# Goal
Leaving out all images, write out the records that follow exactly.
-- START Records to process --
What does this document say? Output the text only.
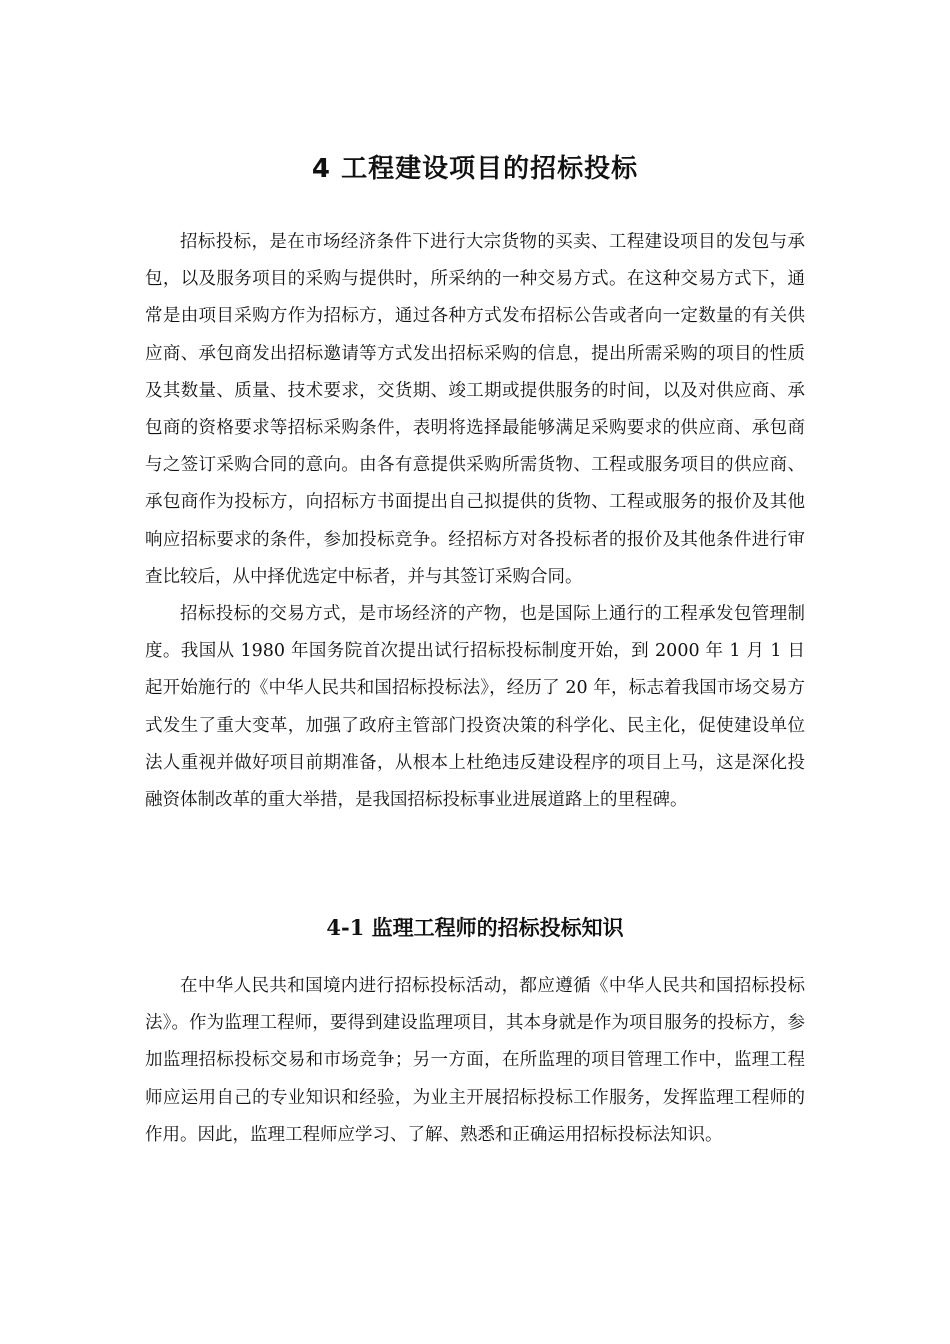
4 工程建设项目的招标投标

招标投标，是在市场经济条件下进行大宗货物的买卖、工程建设项目的发包与承包，以及服务项目的采购与提供时，所采纳的一种交易方式。在这种交易方式下，通常是由项目采购方作为招标方，通过各种方式发布招标公告或者向一定数量的有关供应商、承包商发出招标邀请等方式发出招标采购的信息，提出所需采购的项目的性质及其数量、质量、技术要求，交货期、竣工期或提供服务的时间，以及对供应商、承包商的资格要求等招标采购条件，表明将选择最能够满足采购要求的供应商、承包商与之签订采购合同的意向。由各有意提供采购所需货物、工程或服务项目的供应商、承包商作为投标方，向招标方书面提出自己拟提供的货物、工程或服务的报价及其他响应招标要求的条件，参加投标竞争。经招标方对各投标者的报价及其他条件进行审查比较后，从中择优选定中标者，并与其签订采购合同。

招标投标的交易方式，是市场经济的产物，也是国际上通行的工程承发包管理制度。我国从 1980 年国务院首次提出试行招标投标制度开始，到 2000 年 1 月 1 日起开始施行的《中华人民共和国招标投标法》，经历了 20 年，标志着我国市场交易方式发生了重大变革，加强了政府主管部门投资决策的科学化、民主化，促使建设单位法人重视并做好项目前期准备，从根本上杜绝违反建设程序的项目上马，这是深化投融资体制改革的重大举措，是我国招标投标事业进展道路上的里程碑。

4-1 监理工程师的招标投标知识

在中华人民共和国境内进行招标投标活动，都应遵循《中华人民共和国招标投标法》。作为监理工程师，要得到建设监理项目，其本身就是作为项目服务的投标方，参加监理招标投标交易和市场竞争；另一方面，在所监理的项目管理工作中，监理工程师应运用自己的专业知识和经验，为业主开展招标投标工作服务，发挥监理工程师的作用。因此，监理工程师应学习、了解、熟悉和正确运用招标投标法知识。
-- END Records to process --
# Written reply
What does this document say? Output the text only.
4 工程建设项目的招标投标

招标投标，是在市场经济条件下进行大宗货物的买卖、工程建设项目的发包与承包，以及服务项目的采购与提供时，所采纳的一种交易方式。在这种交易方式下，通常是由项目采购方作为招标方，通过各种方式发布招标公告或者向一定数量的有关供应商、承包商发出招标邀请等方式发出招标采购的信息，提出所需采购的项目的性质及其数量、质量、技术要求，交货期、竣工期或提供服务的时间，以及对供应商、承包商的资格要求等招标采购条件，表明将选择最能够满足采购要求的供应商、承包商与之签订采购合同的意向。由各有意提供采购所需货物、工程或服务项目的供应商、承包商作为投标方，向招标方书面提出自己拟提供的货物、工程或服务的报价及其他响应招标要求的条件，参加投标竞争。经招标方对各投标者的报价及其他条件进行审查比较后，从中择优选定中标者，并与其签订采购合同。

招标投标的交易方式，是市场经济的产物，也是国际上通行的工程承发包管理制度。我国从 1980 年国务院首次提出试行招标投标制度开始，到 2000 年 1 月 1 日起开始施行的《中华人民共和国招标投标法》，经历了 20 年，标志着我国市场交易方式发生了重大变革，加强了政府主管部门投资决策的科学化、民主化，促使建设单位法人重视并做好项目前期准备，从根本上杜绝违反建设程序的项目上马，这是深化投融资体制改革的重大举措，是我国招标投标事业进展道路上的里程碑。

4-1 监理工程师的招标投标知识

在中华人民共和国境内进行招标投标活动，都应遵循《中华人民共和国招标投标法》。作为监理工程师，要得到建设监理项目，其本身就是作为项目服务的投标方，参加监理招标投标交易和市场竞争；另一方面，在所监理的项目管理工作中，监理工程师应运用自己的专业知识和经验，为业主开展招标投标工作服务，发挥监理工程师的作用。因此，监理工程师应学习、了解、熟悉和正确运用招标投标法知识。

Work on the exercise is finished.